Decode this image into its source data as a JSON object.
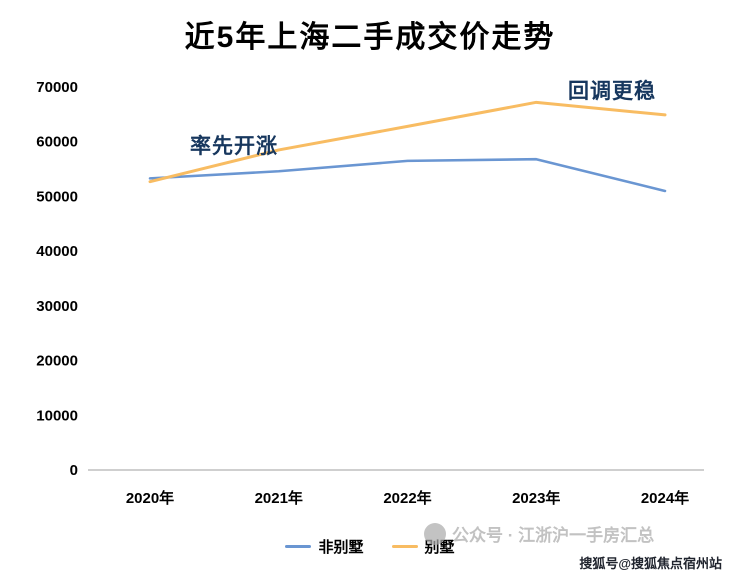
{
  "title": "近5年上海二手成交价走势",
  "annotations": {
    "rise": "率先开涨",
    "stable": "回调更稳"
  },
  "legend": {
    "non_villa_label": "非别墅",
    "villa_label": "别墅"
  },
  "watermarks": {
    "center": "公众号 · 江浙沪一手房汇总",
    "corner": "搜狐号@搜狐焦点宿州站"
  },
  "colors": {
    "non_villa": "#6A96D2",
    "villa": "#F8BC62",
    "annotation": "#17375E",
    "axis": "#BFBFBF"
  },
  "chart_data": {
    "type": "line",
    "title": "近5年上海二手成交价走势",
    "categories": [
      "2020年",
      "2021年",
      "2022年",
      "2023年",
      "2024年"
    ],
    "series": [
      {
        "name": "非别墅",
        "color": "#6A96D2",
        "values": [
          53300,
          54600,
          56500,
          56800,
          51000
        ]
      },
      {
        "name": "别墅",
        "color": "#F8BC62",
        "values": [
          52700,
          58500,
          62800,
          67200,
          64900
        ]
      }
    ],
    "xlabel": "",
    "ylabel": "",
    "ylim": [
      0,
      70000
    ],
    "yticks": [
      0,
      10000,
      20000,
      30000,
      40000,
      50000,
      60000,
      70000
    ],
    "grid": false,
    "legend_position": "bottom"
  }
}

* Job: Transcribe the records word for word and include no pictures.

* Answer to this problem:
Decode this image into its source data as a JSON object.
{
  "title": "近5年上海二手成交价走势",
  "annotations": {
    "rise": "率先开涨",
    "stable": "回调更稳"
  },
  "legend": {
    "non_villa_label": "非别墅",
    "villa_label": "别墅"
  },
  "watermarks": {
    "center": "公众号 · 江浙沪一手房汇总",
    "corner": "搜狐号@搜狐焦点宿州站"
  },
  "colors": {
    "non_villa": "#6A96D2",
    "villa": "#F8BC62",
    "annotation": "#17375E",
    "axis": "#BFBFBF"
  },
  "chart_data": {
    "type": "line",
    "title": "近5年上海二手成交价走势",
    "categories": [
      "2020年",
      "2021年",
      "2022年",
      "2023年",
      "2024年"
    ],
    "series": [
      {
        "name": "非别墅",
        "color": "#6A96D2",
        "values": [
          53300,
          54600,
          56500,
          56800,
          51000
        ]
      },
      {
        "name": "别墅",
        "color": "#F8BC62",
        "values": [
          52700,
          58500,
          62800,
          67200,
          64900
        ]
      }
    ],
    "xlabel": "",
    "ylabel": "",
    "ylim": [
      0,
      70000
    ],
    "yticks": [
      0,
      10000,
      20000,
      30000,
      40000,
      50000,
      60000,
      70000
    ],
    "grid": false,
    "legend_position": "bottom"
  }
}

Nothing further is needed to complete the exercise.